→ Objective
Scan each line of the records for the word "woman" and extract the ones that have it.

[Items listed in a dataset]
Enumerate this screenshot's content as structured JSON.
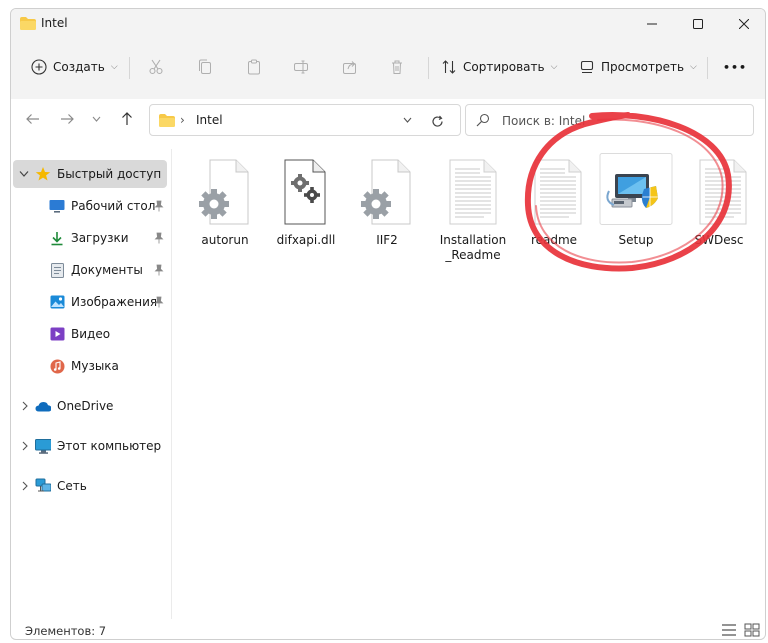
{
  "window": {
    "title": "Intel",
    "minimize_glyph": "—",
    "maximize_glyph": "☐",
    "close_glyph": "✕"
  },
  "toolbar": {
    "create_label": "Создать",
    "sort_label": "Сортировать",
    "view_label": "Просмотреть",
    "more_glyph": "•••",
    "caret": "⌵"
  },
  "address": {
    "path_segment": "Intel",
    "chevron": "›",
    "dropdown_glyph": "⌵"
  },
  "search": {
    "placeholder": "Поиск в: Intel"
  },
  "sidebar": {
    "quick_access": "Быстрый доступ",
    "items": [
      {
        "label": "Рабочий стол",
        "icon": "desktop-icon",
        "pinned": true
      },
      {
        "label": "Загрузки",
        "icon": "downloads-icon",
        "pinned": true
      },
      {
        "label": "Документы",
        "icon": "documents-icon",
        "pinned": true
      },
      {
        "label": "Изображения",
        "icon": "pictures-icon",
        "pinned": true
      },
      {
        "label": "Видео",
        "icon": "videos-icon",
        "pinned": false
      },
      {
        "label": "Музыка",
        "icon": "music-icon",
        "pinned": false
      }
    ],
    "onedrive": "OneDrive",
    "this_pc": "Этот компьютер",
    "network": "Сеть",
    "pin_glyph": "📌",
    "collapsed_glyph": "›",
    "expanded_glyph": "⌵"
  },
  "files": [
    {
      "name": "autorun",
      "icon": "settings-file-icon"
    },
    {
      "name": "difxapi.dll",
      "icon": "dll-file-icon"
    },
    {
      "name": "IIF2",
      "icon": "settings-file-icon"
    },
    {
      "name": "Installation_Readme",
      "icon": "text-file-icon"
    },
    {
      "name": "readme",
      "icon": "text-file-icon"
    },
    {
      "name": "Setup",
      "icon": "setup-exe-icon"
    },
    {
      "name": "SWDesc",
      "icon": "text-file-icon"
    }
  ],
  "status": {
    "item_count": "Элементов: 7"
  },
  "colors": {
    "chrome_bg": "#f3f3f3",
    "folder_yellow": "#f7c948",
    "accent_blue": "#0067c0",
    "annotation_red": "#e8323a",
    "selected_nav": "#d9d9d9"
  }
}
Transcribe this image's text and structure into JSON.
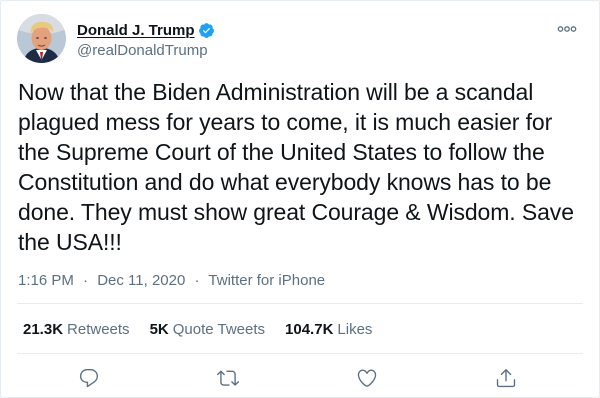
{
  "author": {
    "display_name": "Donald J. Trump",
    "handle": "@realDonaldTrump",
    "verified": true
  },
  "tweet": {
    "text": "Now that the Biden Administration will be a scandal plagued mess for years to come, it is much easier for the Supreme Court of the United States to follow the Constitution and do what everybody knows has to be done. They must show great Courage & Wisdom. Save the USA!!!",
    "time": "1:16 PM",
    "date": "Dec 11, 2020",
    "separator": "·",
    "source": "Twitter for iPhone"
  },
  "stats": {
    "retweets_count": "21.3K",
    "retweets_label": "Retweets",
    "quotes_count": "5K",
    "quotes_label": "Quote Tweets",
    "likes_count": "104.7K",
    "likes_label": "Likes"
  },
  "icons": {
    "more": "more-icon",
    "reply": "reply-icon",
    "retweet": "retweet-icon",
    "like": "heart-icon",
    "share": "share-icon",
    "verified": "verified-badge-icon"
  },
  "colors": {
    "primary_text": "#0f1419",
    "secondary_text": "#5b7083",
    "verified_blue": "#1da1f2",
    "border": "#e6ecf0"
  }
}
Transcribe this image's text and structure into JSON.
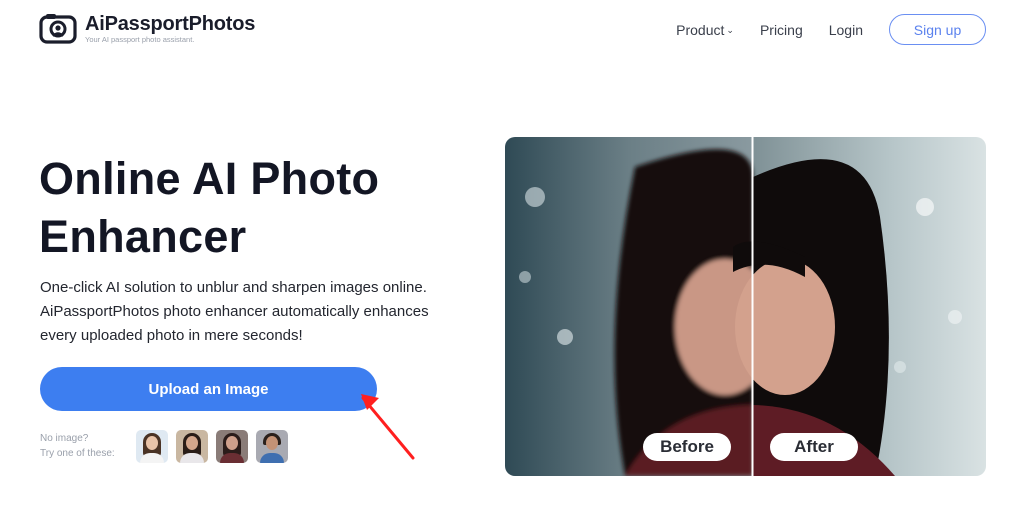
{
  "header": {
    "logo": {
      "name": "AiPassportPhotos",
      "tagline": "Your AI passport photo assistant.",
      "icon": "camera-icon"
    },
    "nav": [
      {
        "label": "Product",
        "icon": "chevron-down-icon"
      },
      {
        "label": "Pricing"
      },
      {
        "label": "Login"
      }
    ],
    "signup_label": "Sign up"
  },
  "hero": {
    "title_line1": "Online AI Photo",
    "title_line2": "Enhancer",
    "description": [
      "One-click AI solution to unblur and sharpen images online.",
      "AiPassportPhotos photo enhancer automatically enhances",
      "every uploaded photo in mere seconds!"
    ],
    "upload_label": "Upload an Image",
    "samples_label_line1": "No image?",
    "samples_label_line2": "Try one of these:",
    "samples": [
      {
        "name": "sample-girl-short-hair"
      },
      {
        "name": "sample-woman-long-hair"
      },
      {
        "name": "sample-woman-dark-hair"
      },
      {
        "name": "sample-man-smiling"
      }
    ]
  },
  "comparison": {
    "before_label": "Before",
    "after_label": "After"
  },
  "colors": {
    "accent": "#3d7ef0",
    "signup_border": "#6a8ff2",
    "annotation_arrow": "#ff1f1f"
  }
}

→ Exercise solution
        "name": "sample-woman-long-hair"
        "name": "sample-woman-dark-hair"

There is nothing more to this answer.